▶ _DO THIS_:
Without the pictures, can you quote each line below exactly?

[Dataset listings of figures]
--
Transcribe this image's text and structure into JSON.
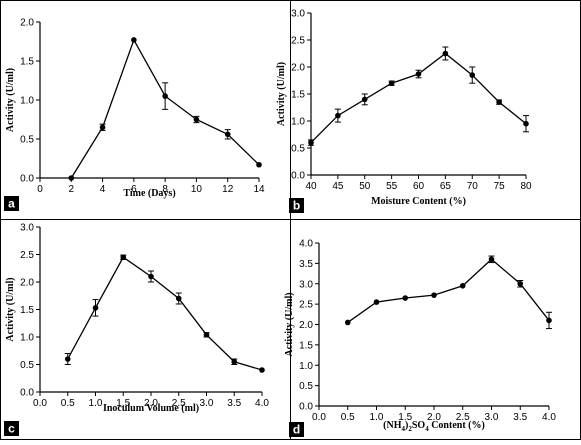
{
  "chart_data": [
    {
      "type": "line",
      "panel_label": "a",
      "xlabel": "Time (Days)",
      "ylabel": "Activity (U/ml)",
      "xlim": [
        0,
        14
      ],
      "ylim": [
        0,
        2.0
      ],
      "xticks": [
        "0",
        "2",
        "4",
        "6",
        "8",
        "10",
        "12",
        "14"
      ],
      "yticks": [
        "0.0",
        "0.5",
        "1.0",
        "1.5",
        "2.0"
      ],
      "grid": false,
      "series": [
        {
          "x": [
            2,
            4,
            6,
            8,
            10,
            12,
            14
          ],
          "y": [
            0.0,
            0.65,
            1.77,
            1.05,
            0.75,
            0.56,
            0.17
          ],
          "err": [
            0.0,
            0.04,
            0.0,
            0.17,
            0.04,
            0.06,
            0.0
          ]
        }
      ]
    },
    {
      "type": "line",
      "panel_label": "b",
      "xlabel": "Moisture Content (%)",
      "ylabel": "Activity (U/ml)",
      "xlim": [
        40,
        80
      ],
      "ylim": [
        0,
        3.0
      ],
      "xticks": [
        "40",
        "45",
        "50",
        "55",
        "60",
        "65",
        "70",
        "75",
        "80"
      ],
      "yticks": [
        "0.0",
        "0.5",
        "1.0",
        "1.5",
        "2.0",
        "2.5",
        "3.0"
      ],
      "grid": false,
      "series": [
        {
          "x": [
            40,
            45,
            50,
            55,
            60,
            65,
            70,
            75,
            80
          ],
          "y": [
            0.6,
            1.1,
            1.4,
            1.7,
            1.87,
            2.25,
            1.85,
            1.35,
            0.95
          ],
          "err": [
            0.05,
            0.12,
            0.1,
            0.04,
            0.07,
            0.12,
            0.15,
            0.04,
            0.15
          ]
        }
      ]
    },
    {
      "type": "line",
      "panel_label": "c",
      "xlabel": "Inoculum Volume (ml)",
      "ylabel": "Activity (U/ml)",
      "xlim": [
        0,
        4.0
      ],
      "ylim": [
        0,
        3.0
      ],
      "xticks": [
        "0.0",
        "0.5",
        "1.0",
        "1.5",
        "2.0",
        "2.5",
        "3.0",
        "3.5",
        "4.0"
      ],
      "yticks": [
        "0.0",
        "0.5",
        "1.0",
        "1.5",
        "2.0",
        "2.5",
        "3.0"
      ],
      "grid": false,
      "series": [
        {
          "x": [
            0.5,
            1.0,
            1.5,
            2.0,
            2.5,
            3.0,
            3.5,
            4.0
          ],
          "y": [
            0.6,
            1.53,
            2.45,
            2.1,
            1.7,
            1.04,
            0.55,
            0.4
          ],
          "err": [
            0.1,
            0.15,
            0.04,
            0.1,
            0.1,
            0.04,
            0.05,
            0.0
          ]
        }
      ]
    },
    {
      "type": "line",
      "panel_label": "d",
      "xlabel": "(NH4)2SO4 Content (%)",
      "ylabel": "Activity (U/ml)",
      "xlim": [
        0,
        4.0
      ],
      "ylim": [
        0,
        4.0
      ],
      "xticks": [
        "0.0",
        "0.5",
        "1.0",
        "1.5",
        "2.0",
        "2.5",
        "3.0",
        "3.5",
        "4.0"
      ],
      "yticks": [
        "0.0",
        "0.5",
        "1.0",
        "1.5",
        "2.0",
        "2.5",
        "3.0",
        "3.5",
        "4.0"
      ],
      "grid": false,
      "series": [
        {
          "x": [
            0.5,
            1.0,
            1.5,
            2.0,
            2.5,
            3.0,
            3.5,
            4.0
          ],
          "y": [
            2.05,
            2.55,
            2.65,
            2.72,
            2.95,
            3.6,
            3.0,
            2.1
          ],
          "err": [
            0.0,
            0.0,
            0.0,
            0.0,
            0.0,
            0.08,
            0.08,
            0.2
          ]
        }
      ]
    }
  ]
}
--
▶ _SOLUTION TO THE EXERCISE_:
Transcribe this image's text and structure into JSON.
{
  "chart_data": [
    {
      "type": "line",
      "panel_label": "a",
      "xlabel": "Time (Days)",
      "ylabel": "Activity (U/ml)",
      "xlim": [
        0,
        14
      ],
      "ylim": [
        0,
        2.0
      ],
      "xticks": [
        "0",
        "2",
        "4",
        "6",
        "8",
        "10",
        "12",
        "14"
      ],
      "yticks": [
        "0.0",
        "0.5",
        "1.0",
        "1.5",
        "2.0"
      ],
      "grid": false,
      "series": [
        {
          "x": [
            2,
            4,
            6,
            8,
            10,
            12,
            14
          ],
          "y": [
            0.0,
            0.65,
            1.77,
            1.05,
            0.75,
            0.56,
            0.17
          ],
          "err": [
            0.0,
            0.04,
            0.0,
            0.17,
            0.04,
            0.06,
            0.0
          ]
        }
      ]
    },
    {
      "type": "line",
      "panel_label": "b",
      "xlabel": "Moisture Content (%)",
      "ylabel": "Activity (U/ml)",
      "xlim": [
        40,
        80
      ],
      "ylim": [
        0,
        3.0
      ],
      "xticks": [
        "40",
        "45",
        "50",
        "55",
        "60",
        "65",
        "70",
        "75",
        "80"
      ],
      "yticks": [
        "0.0",
        "0.5",
        "1.0",
        "1.5",
        "2.0",
        "2.5",
        "3.0"
      ],
      "grid": false,
      "series": [
        {
          "x": [
            40,
            45,
            50,
            55,
            60,
            65,
            70,
            75,
            80
          ],
          "y": [
            0.6,
            1.1,
            1.4,
            1.7,
            1.87,
            2.25,
            1.85,
            1.35,
            0.95
          ],
          "err": [
            0.05,
            0.12,
            0.1,
            0.04,
            0.07,
            0.12,
            0.15,
            0.04,
            0.15
          ]
        }
      ]
    },
    {
      "type": "line",
      "panel_label": "c",
      "xlabel": "Inoculum Volume (ml)",
      "ylabel": "Activity (U/ml)",
      "xlim": [
        0,
        4.0
      ],
      "ylim": [
        0,
        3.0
      ],
      "xticks": [
        "0.0",
        "0.5",
        "1.0",
        "1.5",
        "2.0",
        "2.5",
        "3.0",
        "3.5",
        "4.0"
      ],
      "yticks": [
        "0.0",
        "0.5",
        "1.0",
        "1.5",
        "2.0",
        "2.5",
        "3.0"
      ],
      "grid": false,
      "series": [
        {
          "x": [
            0.5,
            1.0,
            1.5,
            2.0,
            2.5,
            3.0,
            3.5,
            4.0
          ],
          "y": [
            0.6,
            1.53,
            2.45,
            2.1,
            1.7,
            1.04,
            0.55,
            0.4
          ],
          "err": [
            0.1,
            0.15,
            0.04,
            0.1,
            0.1,
            0.04,
            0.05,
            0.0
          ]
        }
      ]
    },
    {
      "type": "line",
      "panel_label": "d",
      "xlabel": "(NH4)2SO4 Content (%)",
      "ylabel": "Activity (U/ml)",
      "xlim": [
        0,
        4.0
      ],
      "ylim": [
        0,
        4.0
      ],
      "xticks": [
        "0.0",
        "0.5",
        "1.0",
        "1.5",
        "2.0",
        "2.5",
        "3.0",
        "3.5",
        "4.0"
      ],
      "yticks": [
        "0.0",
        "0.5",
        "1.0",
        "1.5",
        "2.0",
        "2.5",
        "3.0",
        "3.5",
        "4.0"
      ],
      "grid": false,
      "series": [
        {
          "x": [
            0.5,
            1.0,
            1.5,
            2.0,
            2.5,
            3.0,
            3.5,
            4.0
          ],
          "y": [
            2.05,
            2.55,
            2.65,
            2.72,
            2.95,
            3.6,
            3.0,
            2.1
          ],
          "err": [
            0.0,
            0.0,
            0.0,
            0.0,
            0.0,
            0.08,
            0.08,
            0.2
          ]
        }
      ]
    }
  ]
}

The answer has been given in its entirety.